**TASK TO CARRY OUT**
Return the records that follow, matching each one exactly.

(Data records)
* * *

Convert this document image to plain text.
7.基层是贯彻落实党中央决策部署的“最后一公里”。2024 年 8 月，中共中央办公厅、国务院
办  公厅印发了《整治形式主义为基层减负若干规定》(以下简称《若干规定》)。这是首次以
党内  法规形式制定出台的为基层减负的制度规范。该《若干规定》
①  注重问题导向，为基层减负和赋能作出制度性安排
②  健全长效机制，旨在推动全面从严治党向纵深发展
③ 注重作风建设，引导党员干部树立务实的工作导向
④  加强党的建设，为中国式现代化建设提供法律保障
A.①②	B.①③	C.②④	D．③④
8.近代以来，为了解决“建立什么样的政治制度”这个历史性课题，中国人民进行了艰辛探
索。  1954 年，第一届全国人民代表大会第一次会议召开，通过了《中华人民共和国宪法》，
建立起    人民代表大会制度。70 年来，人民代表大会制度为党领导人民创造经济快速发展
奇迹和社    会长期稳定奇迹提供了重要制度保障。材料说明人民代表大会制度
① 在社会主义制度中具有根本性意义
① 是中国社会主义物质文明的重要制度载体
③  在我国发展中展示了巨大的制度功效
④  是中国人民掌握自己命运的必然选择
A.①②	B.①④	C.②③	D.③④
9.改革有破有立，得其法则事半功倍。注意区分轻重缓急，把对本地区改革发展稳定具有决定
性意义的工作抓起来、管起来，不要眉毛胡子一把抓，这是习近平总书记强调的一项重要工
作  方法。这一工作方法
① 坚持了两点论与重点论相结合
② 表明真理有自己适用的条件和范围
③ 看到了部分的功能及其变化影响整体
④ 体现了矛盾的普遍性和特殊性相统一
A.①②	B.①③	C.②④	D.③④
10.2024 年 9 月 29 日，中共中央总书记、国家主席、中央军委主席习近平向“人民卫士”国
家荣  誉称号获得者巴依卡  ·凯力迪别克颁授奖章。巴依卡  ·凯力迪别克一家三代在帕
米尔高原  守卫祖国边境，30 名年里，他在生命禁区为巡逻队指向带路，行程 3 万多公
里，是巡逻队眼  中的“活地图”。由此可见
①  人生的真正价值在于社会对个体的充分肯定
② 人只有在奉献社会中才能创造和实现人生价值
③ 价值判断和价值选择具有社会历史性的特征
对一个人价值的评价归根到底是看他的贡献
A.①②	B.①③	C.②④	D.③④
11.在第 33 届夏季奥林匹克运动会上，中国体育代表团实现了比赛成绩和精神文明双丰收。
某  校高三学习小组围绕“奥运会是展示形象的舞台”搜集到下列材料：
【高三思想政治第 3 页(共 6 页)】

* * *

**TASK ANSWER**
Convert this document image to plain text.
7.基层是贯彻落实党中央决策部署的“最后一公里”。2024 年 8 月，中共中央办公厅、国务院
办  公厅印发了《整治形式主义为基层减负若干规定》(以下简称《若干规定》)。这是首次以
党内  法规形式制定出台的为基层减负的制度规范。该《若干规定》
①  注重问题导向，为基层减负和赋能作出制度性安排
②  健全长效机制，旨在推动全面从严治党向纵深发展
③ 注重作风建设，引导党员干部树立务实的工作导向
④  加强党的建设，为中国式现代化建设提供法律保障
A.①②	B.①③	C.②④	D．③④
8.近代以来，为了解决“建立什么样的政治制度”这个历史性课题，中国人民进行了艰辛探
索。  1954 年，第一届全国人民代表大会第一次会议召开，通过了《中华人民共和国宪法》，
建立起    人民代表大会制度。70 年来，人民代表大会制度为党领导人民创造经济快速发展
奇迹和社    会长期稳定奇迹提供了重要制度保障。材料说明人民代表大会制度
① 在社会主义制度中具有根本性意义
① 是中国社会主义物质文明的重要制度载体
③  在我国发展中展示了巨大的制度功效
④  是中国人民掌握自己命运的必然选择
A.①②	B.①④	C.②③	D.③④
9.改革有破有立，得其法则事半功倍。注意区分轻重缓急，把对本地区改革发展稳定具有决定
性意义的工作抓起来、管起来，不要眉毛胡子一把抓，这是习近平总书记强调的一项重要工
作  方法。这一工作方法
① 坚持了两点论与重点论相结合
② 表明真理有自己适用的条件和范围
③ 看到了部分的功能及其变化影响整体
④ 体现了矛盾的普遍性和特殊性相统一
A.①②	B.①③	C.②④	D.③④
10.2024 年 9 月 29 日，中共中央总书记、国家主席、中央军委主席习近平向“人民卫士”国
家荣  誉称号获得者巴依卡  ·凯力迪别克颁授奖章。巴依卡  ·凯力迪别克一家三代在帕
米尔高原  守卫祖国边境，30 名年里，他在生命禁区为巡逻队指向带路，行程 3 万多公
里，是巡逻队眼  中的“活地图”。由此可见
①  人生的真正价值在于社会对个体的充分肯定
② 人只有在奉献社会中才能创造和实现人生价值
③ 价值判断和价值选择具有社会历史性的特征
对一个人价值的评价归根到底是看他的贡献
A.①②	B.①③	C.②④	D.③④
11.在第 33 届夏季奥林匹克运动会上，中国体育代表团实现了比赛成绩和精神文明双丰收。
某  校高三学习小组围绕“奥运会是展示形象的舞台”搜集到下列材料：
【高三思想政治第 3 页(共 6 页)】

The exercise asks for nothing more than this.